## PROBLEM TO WORK ON:
Copy each line containing the word "type" from the records that follow, please.

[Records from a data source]
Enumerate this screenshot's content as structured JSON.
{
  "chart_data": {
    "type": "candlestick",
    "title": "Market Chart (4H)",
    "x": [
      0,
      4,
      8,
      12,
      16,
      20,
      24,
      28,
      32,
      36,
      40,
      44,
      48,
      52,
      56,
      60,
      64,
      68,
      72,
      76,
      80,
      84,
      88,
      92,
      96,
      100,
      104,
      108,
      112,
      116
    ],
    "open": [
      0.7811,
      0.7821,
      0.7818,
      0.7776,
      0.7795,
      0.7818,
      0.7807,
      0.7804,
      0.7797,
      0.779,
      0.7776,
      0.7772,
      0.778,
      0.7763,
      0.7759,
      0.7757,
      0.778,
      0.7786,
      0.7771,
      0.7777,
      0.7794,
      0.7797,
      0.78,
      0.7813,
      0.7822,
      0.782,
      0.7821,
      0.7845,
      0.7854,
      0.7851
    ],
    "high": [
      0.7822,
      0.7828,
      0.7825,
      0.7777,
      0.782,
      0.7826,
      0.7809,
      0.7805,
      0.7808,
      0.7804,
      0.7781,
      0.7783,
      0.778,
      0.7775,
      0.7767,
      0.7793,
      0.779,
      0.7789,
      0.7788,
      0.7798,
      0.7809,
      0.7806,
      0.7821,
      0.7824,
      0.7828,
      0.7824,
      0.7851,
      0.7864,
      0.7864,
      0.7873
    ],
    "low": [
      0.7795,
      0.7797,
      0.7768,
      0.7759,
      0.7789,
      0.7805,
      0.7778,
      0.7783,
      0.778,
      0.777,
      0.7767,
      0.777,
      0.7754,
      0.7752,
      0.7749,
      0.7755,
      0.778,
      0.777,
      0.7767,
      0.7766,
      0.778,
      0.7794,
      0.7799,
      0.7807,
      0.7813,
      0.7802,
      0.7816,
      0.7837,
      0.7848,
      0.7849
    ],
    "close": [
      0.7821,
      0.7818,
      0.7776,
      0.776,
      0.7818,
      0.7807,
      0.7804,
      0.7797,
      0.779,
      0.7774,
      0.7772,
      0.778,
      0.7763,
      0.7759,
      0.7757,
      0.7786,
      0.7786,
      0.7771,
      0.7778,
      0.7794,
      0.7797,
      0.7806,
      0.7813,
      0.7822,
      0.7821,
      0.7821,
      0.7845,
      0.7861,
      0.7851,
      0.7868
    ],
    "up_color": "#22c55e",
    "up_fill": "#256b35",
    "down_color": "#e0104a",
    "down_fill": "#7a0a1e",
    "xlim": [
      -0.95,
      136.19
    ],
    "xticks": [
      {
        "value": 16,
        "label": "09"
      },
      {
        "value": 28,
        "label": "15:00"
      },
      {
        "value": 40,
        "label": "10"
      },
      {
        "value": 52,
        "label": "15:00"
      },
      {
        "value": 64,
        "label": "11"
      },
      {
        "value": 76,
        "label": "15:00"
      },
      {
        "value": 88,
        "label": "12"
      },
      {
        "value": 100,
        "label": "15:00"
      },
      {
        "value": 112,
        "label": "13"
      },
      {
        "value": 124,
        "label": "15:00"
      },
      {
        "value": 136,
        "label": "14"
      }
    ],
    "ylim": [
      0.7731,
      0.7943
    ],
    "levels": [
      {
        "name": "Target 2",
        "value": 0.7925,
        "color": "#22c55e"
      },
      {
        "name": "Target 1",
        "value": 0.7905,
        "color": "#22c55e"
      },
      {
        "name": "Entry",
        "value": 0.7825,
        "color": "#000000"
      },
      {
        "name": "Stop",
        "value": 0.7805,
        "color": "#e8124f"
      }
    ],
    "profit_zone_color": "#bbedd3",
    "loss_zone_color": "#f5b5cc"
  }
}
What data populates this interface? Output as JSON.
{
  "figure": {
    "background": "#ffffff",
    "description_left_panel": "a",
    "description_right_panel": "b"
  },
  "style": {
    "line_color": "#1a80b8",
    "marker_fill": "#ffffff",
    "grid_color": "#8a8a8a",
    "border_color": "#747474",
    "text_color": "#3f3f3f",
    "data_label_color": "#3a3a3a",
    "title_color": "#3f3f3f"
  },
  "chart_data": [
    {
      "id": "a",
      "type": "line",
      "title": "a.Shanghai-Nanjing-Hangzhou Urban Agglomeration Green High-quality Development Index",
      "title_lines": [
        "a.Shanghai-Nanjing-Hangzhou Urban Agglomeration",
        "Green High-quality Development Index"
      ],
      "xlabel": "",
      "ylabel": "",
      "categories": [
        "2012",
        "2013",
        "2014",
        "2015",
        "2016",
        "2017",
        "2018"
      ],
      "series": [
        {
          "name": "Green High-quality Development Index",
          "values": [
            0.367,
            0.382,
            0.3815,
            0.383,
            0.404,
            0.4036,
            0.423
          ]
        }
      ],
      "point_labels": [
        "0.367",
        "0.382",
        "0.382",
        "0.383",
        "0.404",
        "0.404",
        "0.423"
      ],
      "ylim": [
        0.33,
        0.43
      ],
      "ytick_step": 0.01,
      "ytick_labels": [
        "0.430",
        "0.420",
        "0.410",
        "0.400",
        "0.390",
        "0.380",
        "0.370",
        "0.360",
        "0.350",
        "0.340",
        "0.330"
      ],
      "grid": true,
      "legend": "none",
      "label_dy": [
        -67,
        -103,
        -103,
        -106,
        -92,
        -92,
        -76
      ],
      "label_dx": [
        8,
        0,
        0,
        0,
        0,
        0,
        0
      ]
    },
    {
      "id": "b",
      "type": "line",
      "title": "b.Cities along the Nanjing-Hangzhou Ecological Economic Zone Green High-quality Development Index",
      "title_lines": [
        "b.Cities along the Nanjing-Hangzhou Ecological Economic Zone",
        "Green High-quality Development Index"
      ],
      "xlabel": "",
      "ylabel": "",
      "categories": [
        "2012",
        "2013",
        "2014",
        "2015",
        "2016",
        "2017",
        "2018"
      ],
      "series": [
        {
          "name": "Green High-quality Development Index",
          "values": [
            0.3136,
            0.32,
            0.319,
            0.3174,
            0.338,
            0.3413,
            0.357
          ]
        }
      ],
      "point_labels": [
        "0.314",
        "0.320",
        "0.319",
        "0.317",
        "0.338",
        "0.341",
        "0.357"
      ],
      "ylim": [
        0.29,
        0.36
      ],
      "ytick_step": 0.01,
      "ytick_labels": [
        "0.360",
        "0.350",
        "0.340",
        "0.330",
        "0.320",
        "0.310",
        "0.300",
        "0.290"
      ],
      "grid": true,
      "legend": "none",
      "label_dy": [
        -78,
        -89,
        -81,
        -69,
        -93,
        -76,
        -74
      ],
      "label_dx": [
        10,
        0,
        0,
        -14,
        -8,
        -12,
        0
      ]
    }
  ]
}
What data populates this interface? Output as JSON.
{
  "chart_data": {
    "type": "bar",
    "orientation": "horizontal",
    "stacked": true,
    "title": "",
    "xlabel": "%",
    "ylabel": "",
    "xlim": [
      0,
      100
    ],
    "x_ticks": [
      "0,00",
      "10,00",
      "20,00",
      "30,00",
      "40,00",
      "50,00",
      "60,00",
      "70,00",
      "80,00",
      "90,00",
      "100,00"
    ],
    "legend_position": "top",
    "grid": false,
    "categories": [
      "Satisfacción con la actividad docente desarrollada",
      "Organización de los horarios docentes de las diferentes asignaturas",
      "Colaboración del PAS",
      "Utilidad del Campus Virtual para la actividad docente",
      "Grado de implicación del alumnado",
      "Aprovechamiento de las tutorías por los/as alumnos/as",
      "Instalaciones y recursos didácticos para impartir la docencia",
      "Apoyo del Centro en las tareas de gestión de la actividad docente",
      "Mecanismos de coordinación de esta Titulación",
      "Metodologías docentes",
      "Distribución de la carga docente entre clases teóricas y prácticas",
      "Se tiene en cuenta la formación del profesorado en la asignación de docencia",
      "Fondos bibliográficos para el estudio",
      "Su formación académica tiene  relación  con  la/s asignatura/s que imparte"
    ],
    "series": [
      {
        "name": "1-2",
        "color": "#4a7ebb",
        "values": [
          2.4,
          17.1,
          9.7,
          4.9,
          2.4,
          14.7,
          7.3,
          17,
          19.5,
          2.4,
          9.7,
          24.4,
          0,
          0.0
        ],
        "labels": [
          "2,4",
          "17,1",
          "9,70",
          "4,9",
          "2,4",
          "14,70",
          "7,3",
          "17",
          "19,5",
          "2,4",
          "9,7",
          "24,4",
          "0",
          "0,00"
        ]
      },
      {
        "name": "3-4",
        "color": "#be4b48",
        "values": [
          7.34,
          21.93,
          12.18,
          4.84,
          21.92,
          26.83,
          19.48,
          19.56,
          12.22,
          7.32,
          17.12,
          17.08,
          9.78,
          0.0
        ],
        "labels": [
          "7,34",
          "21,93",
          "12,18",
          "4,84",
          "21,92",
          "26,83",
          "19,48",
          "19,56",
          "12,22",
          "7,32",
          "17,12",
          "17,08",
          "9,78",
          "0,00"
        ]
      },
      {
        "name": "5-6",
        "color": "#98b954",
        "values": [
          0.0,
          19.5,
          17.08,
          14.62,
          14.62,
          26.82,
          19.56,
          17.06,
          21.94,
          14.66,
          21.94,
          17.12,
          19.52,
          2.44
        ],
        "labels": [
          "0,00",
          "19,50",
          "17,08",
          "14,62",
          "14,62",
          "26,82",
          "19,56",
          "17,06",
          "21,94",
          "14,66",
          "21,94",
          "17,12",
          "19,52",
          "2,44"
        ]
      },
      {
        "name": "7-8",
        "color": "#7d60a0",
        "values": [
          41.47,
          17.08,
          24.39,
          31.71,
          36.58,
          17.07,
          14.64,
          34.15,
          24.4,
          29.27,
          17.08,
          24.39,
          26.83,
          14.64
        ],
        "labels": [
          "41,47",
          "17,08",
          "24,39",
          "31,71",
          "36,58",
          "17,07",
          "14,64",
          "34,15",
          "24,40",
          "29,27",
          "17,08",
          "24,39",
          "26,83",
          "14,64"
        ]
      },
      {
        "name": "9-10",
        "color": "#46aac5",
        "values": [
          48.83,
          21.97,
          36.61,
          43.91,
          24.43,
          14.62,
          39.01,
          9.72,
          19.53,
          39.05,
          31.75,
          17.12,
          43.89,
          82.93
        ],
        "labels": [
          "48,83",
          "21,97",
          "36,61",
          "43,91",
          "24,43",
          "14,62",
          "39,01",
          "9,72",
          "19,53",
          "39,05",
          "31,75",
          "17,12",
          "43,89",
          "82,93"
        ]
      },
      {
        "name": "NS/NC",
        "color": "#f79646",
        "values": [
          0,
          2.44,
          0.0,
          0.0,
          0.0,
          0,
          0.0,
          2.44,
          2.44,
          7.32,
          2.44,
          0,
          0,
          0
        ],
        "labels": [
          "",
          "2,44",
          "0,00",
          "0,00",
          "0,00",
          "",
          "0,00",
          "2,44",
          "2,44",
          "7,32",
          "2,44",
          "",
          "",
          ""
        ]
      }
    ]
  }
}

## WRITTEN RESPONSE:
    "type": "candlestick",
      "type": "line",
      "type": "line",
    "type": "bar",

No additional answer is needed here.